*提示テキスト*:
====================
ソフトバンク、月額3円のハイエンドGalaxyが「かなりオトク」なカラクリ

 そして、特筆すべきはSamsung独自の高性能AI「Galaxy AI」の存在だ。この機能がさらに進化した。具体的には、複数のアプリをまたいだ連携がシンプルにできるようになっている。例えば「応援しているスポーツチームの試合日程を調べてカレンダーに登録」と指示するだけで、複数の操作をまとめて実行することができる。他にも「YouTubeの動画を自動要約してメモアプリに転送」「検索した情報をSNSでシェア」など、人間が指示するだけで複数アプリをまたいだ処理が可能になっている。

 従来の生成AI(ChatGPTなど)はウェブ上のチャット対話が基本だったが、Galaxy S25ではスマホ本体の機能と統合されたかたちで使えるのが強みだ。

10年ぶりのGalaxy取り扱い再開、ソフトバンクの背景と狙い

 なぜ、ソフトバンクはこのタイミングで10年ぶりにGalaxy端末を取り扱うことになったのか。同社は次のように説明する。

「『世界で最もAIを活用するグループになる』というSBのビジョンと、モバイル市場でAIをリードするSamsungのAIを推進して行くという両社の思いが一致したため」

 実際、ソフトバンクグループはAI領域に莫大な投資を行っている。直近では「ChatGPT」を開発するOpenAIと共同で新会社「SB OpenAI Japan」を設立すると発表。また、高い精度を持つAI検索サービス「Perplexity(パープレキシティ)」と提携して、ソフトバンクユーザー向けにPerplexity Proを1年間0円で提供するなど、AIとの親和性を高める施策を積極的に進めている。

 こうした動きが示すのは、単に「端末を売りたい」のではなく、最新のAI機能をユーザーに「まずは体感してもらう」ための環境を整備したいという狙いだ。ハイエンドスマホを破格の費用感で提供し、それを使ってもらうことで「ソフトバンク×AI」という図式を急速に浸透させる狙いがあると言えるだろう。

 もちろん、Galaxyの人気にあやかりたいという思惑もあるだろう。GalaxyはAndroidスマホではトップクラスに人気のシリーズ。競合他社は取り扱っているので、GalaxyユーザーやSamsungファンを取りこぼしてしまう機会損失になってしまう。
====================
*提供資料*:
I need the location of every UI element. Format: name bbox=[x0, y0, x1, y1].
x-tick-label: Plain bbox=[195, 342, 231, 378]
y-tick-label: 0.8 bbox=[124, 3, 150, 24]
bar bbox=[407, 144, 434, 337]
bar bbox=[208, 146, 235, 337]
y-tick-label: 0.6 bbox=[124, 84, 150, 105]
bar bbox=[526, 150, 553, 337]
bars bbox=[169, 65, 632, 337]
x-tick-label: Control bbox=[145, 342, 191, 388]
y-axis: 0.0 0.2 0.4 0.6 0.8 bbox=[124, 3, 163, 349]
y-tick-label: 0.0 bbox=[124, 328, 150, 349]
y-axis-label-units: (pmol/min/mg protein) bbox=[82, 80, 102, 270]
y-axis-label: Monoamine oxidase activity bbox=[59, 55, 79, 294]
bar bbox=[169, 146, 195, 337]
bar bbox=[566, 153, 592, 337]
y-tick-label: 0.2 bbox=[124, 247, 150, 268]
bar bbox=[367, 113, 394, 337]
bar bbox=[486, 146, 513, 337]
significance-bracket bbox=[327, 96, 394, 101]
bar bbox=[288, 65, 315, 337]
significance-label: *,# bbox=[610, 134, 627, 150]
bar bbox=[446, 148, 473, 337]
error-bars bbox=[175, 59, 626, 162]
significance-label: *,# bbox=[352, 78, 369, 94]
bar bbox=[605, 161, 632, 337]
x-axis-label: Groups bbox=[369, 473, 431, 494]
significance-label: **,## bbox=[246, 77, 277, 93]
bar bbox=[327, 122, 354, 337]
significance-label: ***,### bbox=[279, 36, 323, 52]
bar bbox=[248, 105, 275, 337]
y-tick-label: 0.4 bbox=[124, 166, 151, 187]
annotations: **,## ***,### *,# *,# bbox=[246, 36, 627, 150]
====================
*課題 1*:
ソフトバンクとGalaxyに関する記事について、次の問いに答えてください。
(a) Galaxy AIで複数のアプリをまたぐ処理の例のうち、YouTubeの動画についてはどんな操作が挙げられていますか?
(b) ソフトバンクグループがOpenAIと共同で設立すると発表した新会社の名前は何ですか?
(c) ソフトバンクユーザー向けのPerplexity Proは、どんな条件で提供されますか?
*課題 2*: ソフトバンクとGalaxyに関する記事の、最後の文に続く部分を書いてください。

*解答 1*:
(a) YouTubeの動画を自動で要約し、メモアプリに転送する操作です。
(b) 「SB OpenAI Japan」です。
(c) 1年間0円で提供されます。

*解答 2*:
 グループを挙げてAIのビジネスや活用に乗り出しているソフトバンクとしては、AI時代の到来を見据え、最新機種を実質格安で普及させることで「AI活用を当たり前にしたい」という狙いがあるはずだ。その点においてGalaxy S25は、多くのユーザーにとって「AIの入口」としてピッタリではないだろうか。

結局「Galaxy S25をソフトバンクで買う」のはオトクなのか

 結論を言えば、「とにかく激安でスマホを持ちたい」という方には、この「月額3円」のキャンペーンは向いていない。実際には数万円の支払いが発生するからだ。しかし、「月額3円には裏がある」と簡単に切り捨ててしまうのは早計だ。1年間の利用を想定した場合、約3.7万円程度で最新AI機能を搭載した超ハイスペックスマホを体験できるのは、非常に魅力的になる。「最新ハイエンド端末の性能を1年間じっくり試したい人」や「Androidのフラッグシップ機を下取り前提で短期的に利用したい人」には、おすすめできるだろう。

 さらに、今後のハイエンドなスマホの進化は、AI技術の発展と密接に関わっていくことになる。これまでのCPUやカメラの性能などがマイナーにアップデートされるのとは異なり、AIを軸とした機能進化になっていくだろう。すると、最新スマホと型落ちスマホでは、スペックだけでなく、AI活用の幅に大きな差が生じる可能性が高くなるはずだ。さらに、端末価格も上昇、あるいは高止まりが続くだろう。

 このような状況下で、常に最新のスマホを使い続けることは、経済的な負担が大きくなっていく。しかし、このキャンペーンを利用すれば、コストを抑えながら最新技術の恩恵を受けることができる。「最新のスマホを常に使いたいが、価格は抑えたい」という人にとって、有力な選択肢となる。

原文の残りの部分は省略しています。